Written exercise >>
Copy every line that mentions the word "Сталик".

Data for processing >>
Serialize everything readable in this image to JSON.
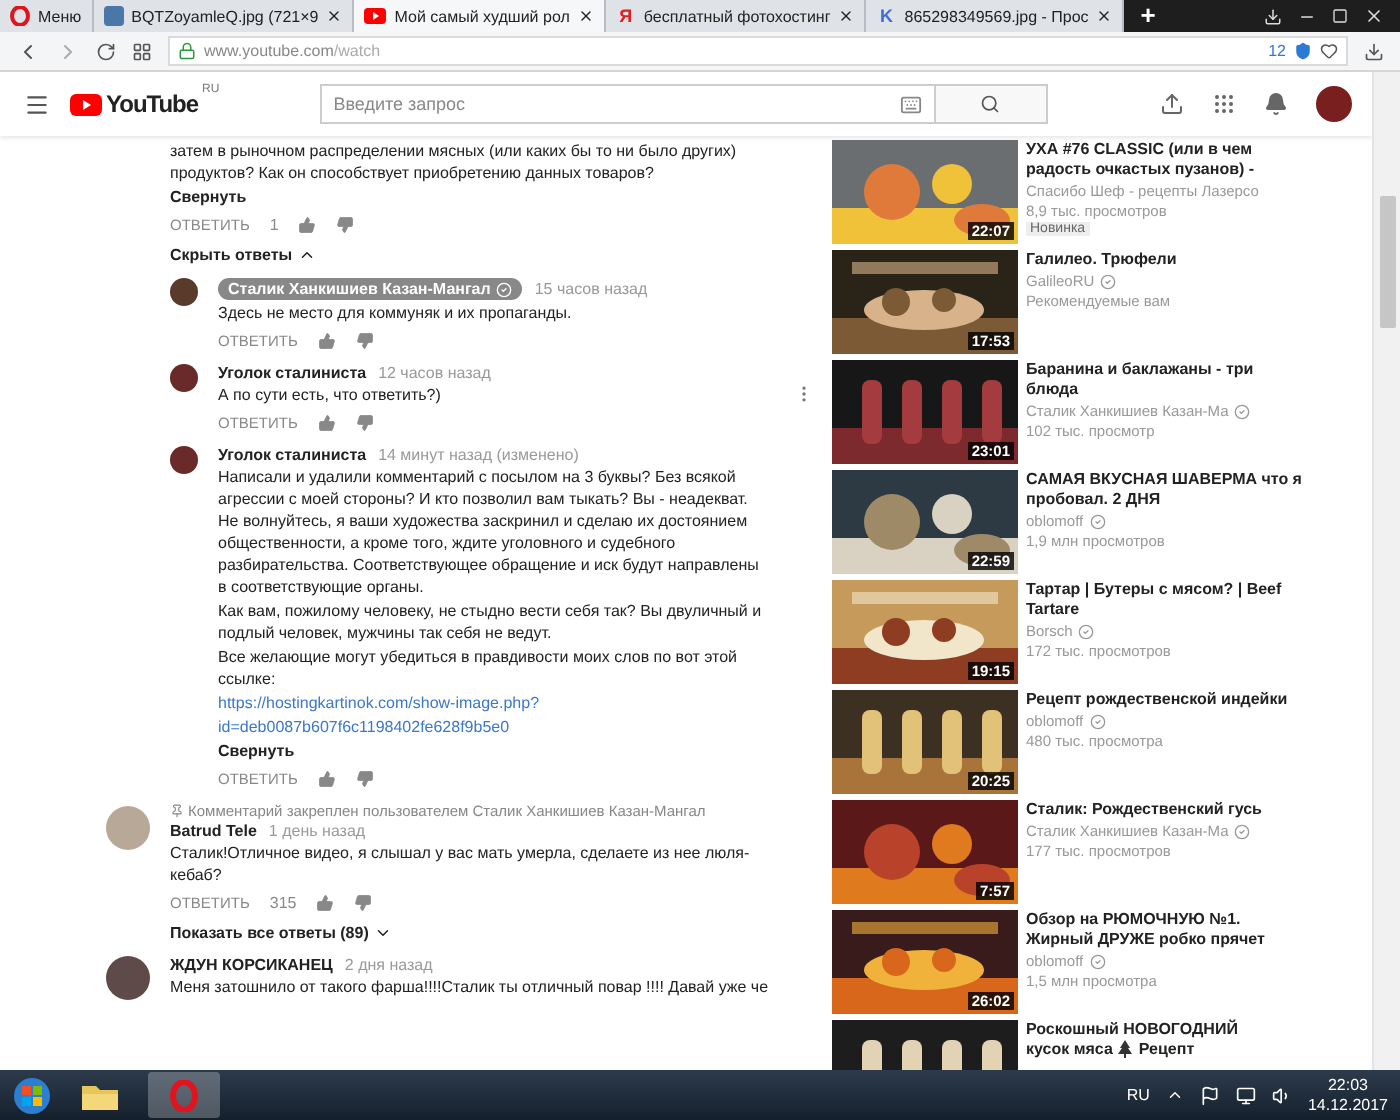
{
  "browser": {
    "tabs": [
      {
        "kind": "menu",
        "label": "Меню",
        "selected": false
      },
      {
        "kind": "vk",
        "label": "BQTZoyamleQ.jpg (721×9",
        "selected": false
      },
      {
        "kind": "youtube",
        "label": "Мой самый худший рол",
        "selected": true
      },
      {
        "kind": "letter",
        "icon_text": "Я",
        "label": "бесплатный фотохостинг",
        "selected": false
      },
      {
        "kind": "letter",
        "icon_text": "K",
        "label": "865298349569.jpg - Прос",
        "selected": false
      }
    ],
    "new_tab": "+",
    "address": {
      "host": "www.youtube.com",
      "path": "/watch"
    },
    "blocked_count": "12"
  },
  "header": {
    "logo": "YouTube",
    "region": "RU",
    "search_placeholder": "Введите запрос"
  },
  "comments": [
    {
      "kind": "fragment",
      "paragraphs": [
        "затем в рыночном распределении мясных (или каких бы то ни было других) продуктов? Как он способствует приобретению данных товаров?"
      ],
      "collapse_label": "Свернуть",
      "reply_label": "ОТВЕТИТЬ",
      "likes": "1",
      "replies_toggle": {
        "label": "Скрыть ответы",
        "expanded": true
      },
      "replies": [
        {
          "author": "Сталик Ханкишиев Казан-Мангал",
          "owner": true,
          "time": "15 часов назад",
          "paragraphs": [
            "Здесь не место для коммуняк и их пропаганды."
          ],
          "reply_label": "ОТВЕТИТЬ",
          "has_menu": false
        },
        {
          "author": "Уголок сталиниста",
          "owner": false,
          "time": "12 часов назад",
          "paragraphs": [
            "А по сути есть, что ответить?)"
          ],
          "reply_label": "ОТВЕТИТЬ",
          "has_menu": true
        },
        {
          "author": "Уголок сталиниста",
          "owner": false,
          "time": "14 минут назад (изменено)",
          "paragraphs": [
            "Написали и удалили комментарий с посылом на 3 буквы? Без всякой агрессии с моей стороны? И кто позволил вам тыкать? Вы - неадекват. Не волнуйтесь, я ваши художества заскринил и сделаю их достоянием общественности, а кроме того, ждите уголовного и судебного разбирательства. Соответствующее обращение и иск будут направлены в соответствующие органы.",
            "Как вам, пожилому человеку, не стыдно вести себя так? Вы двуличный и подлый человек, мужчины так себя не ведут.",
            "Все желающие могут убедиться в правдивости моих слов по вот этой ссылке:"
          ],
          "link": [
            "https://hostingkartinok.com/show-image.php?",
            "id=deb0087b607f6c1198402fe628f9b5e0"
          ],
          "collapse_label": "Свернуть",
          "reply_label": "ОТВЕТИТЬ",
          "has_menu": false
        }
      ]
    },
    {
      "kind": "comment",
      "pinned_note": "Комментарий закреплен пользователем Сталик Ханкишиев Казан-Мангал",
      "author": "Batrud Tele",
      "owner": false,
      "time": "1 день назад",
      "paragraphs": [
        "Сталик!Отличное видео, я слышал у вас мать умерла, сделаете из нее люля-кебаб?"
      ],
      "reply_label": "ОТВЕТИТЬ",
      "likes": "315",
      "replies_toggle": {
        "label": "Показать все ответы (89)",
        "expanded": false
      }
    },
    {
      "kind": "comment",
      "author": "ЖДУН КОРСИКАНЕЦ",
      "owner": false,
      "time": "2 дня назад",
      "paragraphs": [
        "Меня затошнило от такого фарша!!!!Сталик ты отличный повар !!!! Давай уже че"
      ]
    }
  ],
  "sidebar": [
    {
      "title": "УХА #76 CLASSIC (или в чем радость очкастых пузанов) -",
      "channel": "Спасибо Шеф - рецепты Лазерсо",
      "verified": false,
      "meta": "8,9 тыс. просмотров",
      "badge": "Новинка",
      "duration": "22:07"
    },
    {
      "title": "Галилео. Трюфели",
      "channel": "GalileoRU",
      "verified": true,
      "meta": "Рекомендуемые вам",
      "duration": "17:53"
    },
    {
      "title": "Баранина и баклажаны - три блюда",
      "channel": "Сталик Ханкишиев Казан-Ма",
      "verified": true,
      "meta": "102 тыс. просмотр",
      "duration": "23:01"
    },
    {
      "title": "САМАЯ ВКУСНАЯ ШАВЕРМА что я пробовал. 2 ДНЯ",
      "channel": "oblomoff",
      "verified": true,
      "meta": "1,9 млн просмотров",
      "duration": "22:59"
    },
    {
      "title": "Тартар | Бутеры с мясом? | Beef Tartare",
      "channel": "Borsch",
      "verified": true,
      "meta": "172 тыс. просмотров",
      "duration": "19:15"
    },
    {
      "title": "Рецепт рождественской индейки",
      "channel": "oblomoff",
      "verified": true,
      "meta": "480 тыс. просмотра",
      "duration": "20:25"
    },
    {
      "title": "Сталик: Рождественский гусь",
      "channel": "Сталик Ханкишиев Казан-Ма",
      "verified": true,
      "meta": "177 тыс. просмотров",
      "duration": "7:57"
    },
    {
      "title": "Обзор на РЮМОЧНУЮ №1. Жирный ДРУЖЕ робко прячет",
      "channel": "oblomoff",
      "verified": true,
      "meta": "1,5 млн просмотра",
      "duration": "26:02"
    },
    {
      "title": "Роскошный НОВОГОДНИЙ",
      "title_line2": "кусок мяса",
      "title_after_icon": "Рецепт"
    }
  ],
  "taskbar": {
    "language": "RU",
    "time": "22:03",
    "date": "14.12.2017"
  }
}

Answer to the problem >>
          "author": "Сталик Ханкишиев Казан-Мангал",
      "pinned_note": "Комментарий закреплен пользователем Сталик Ханкишиев Казан-Мангал",
        "Сталик!Отличное видео, я слышал у вас мать умерла, сделаете из нее люля-кебаб?"
        "Меня затошнило от такого фарша!!!!Сталик ты отличный повар !!!! Давай уже че"
      "channel": "Сталик Ханкишиев Казан-Ма",
      "title": "Сталик: Рождественский гусь",
      "channel": "Сталик Ханкишиев Казан-Ма",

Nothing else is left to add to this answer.